(Data excerpts)
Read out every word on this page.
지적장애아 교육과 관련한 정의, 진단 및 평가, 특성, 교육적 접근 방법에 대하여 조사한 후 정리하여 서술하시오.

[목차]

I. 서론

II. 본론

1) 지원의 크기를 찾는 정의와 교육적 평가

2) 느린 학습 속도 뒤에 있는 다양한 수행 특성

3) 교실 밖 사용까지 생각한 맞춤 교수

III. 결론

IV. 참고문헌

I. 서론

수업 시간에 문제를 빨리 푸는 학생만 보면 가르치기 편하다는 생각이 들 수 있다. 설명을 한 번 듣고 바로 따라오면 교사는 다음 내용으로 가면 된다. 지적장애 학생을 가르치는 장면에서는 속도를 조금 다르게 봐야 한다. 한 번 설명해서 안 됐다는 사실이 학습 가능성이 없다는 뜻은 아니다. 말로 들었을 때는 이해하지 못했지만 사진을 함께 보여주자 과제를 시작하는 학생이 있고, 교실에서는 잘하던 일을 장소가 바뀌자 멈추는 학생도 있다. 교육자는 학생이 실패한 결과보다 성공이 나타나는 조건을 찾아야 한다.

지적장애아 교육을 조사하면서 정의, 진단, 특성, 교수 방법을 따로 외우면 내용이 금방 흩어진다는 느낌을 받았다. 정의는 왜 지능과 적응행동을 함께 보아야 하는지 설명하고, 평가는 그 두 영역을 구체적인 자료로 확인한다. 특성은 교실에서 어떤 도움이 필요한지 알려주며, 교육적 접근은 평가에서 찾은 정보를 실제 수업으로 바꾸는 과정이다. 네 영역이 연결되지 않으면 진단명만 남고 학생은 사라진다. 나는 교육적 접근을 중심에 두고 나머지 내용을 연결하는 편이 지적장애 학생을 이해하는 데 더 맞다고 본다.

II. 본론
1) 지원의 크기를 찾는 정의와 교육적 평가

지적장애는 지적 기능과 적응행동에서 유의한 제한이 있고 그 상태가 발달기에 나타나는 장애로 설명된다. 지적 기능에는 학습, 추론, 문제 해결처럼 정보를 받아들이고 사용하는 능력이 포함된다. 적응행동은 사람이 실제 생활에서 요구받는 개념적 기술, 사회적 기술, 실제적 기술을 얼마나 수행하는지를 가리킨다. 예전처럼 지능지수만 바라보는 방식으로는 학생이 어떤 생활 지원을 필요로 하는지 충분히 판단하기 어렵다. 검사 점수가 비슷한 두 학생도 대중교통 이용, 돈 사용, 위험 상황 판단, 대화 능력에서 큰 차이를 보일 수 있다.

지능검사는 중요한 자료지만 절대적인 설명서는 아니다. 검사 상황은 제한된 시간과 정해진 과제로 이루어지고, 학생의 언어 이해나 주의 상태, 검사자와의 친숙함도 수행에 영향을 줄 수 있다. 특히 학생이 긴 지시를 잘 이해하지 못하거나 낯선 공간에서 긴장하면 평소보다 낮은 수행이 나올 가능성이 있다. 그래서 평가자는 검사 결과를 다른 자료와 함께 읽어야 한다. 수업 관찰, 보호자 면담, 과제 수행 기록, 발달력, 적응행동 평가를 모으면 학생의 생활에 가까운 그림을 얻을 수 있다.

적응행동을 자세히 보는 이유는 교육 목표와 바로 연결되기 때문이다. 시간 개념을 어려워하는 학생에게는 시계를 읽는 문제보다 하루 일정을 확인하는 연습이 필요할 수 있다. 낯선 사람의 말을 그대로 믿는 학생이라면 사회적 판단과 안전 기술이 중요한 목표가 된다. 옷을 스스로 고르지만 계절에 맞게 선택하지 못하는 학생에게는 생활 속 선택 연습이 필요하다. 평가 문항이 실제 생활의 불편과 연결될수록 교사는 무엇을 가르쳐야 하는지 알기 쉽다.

*What the task asks:*
Say, as a number only, how many lines of the data contain "지적장애아".

*Response to the task:*
2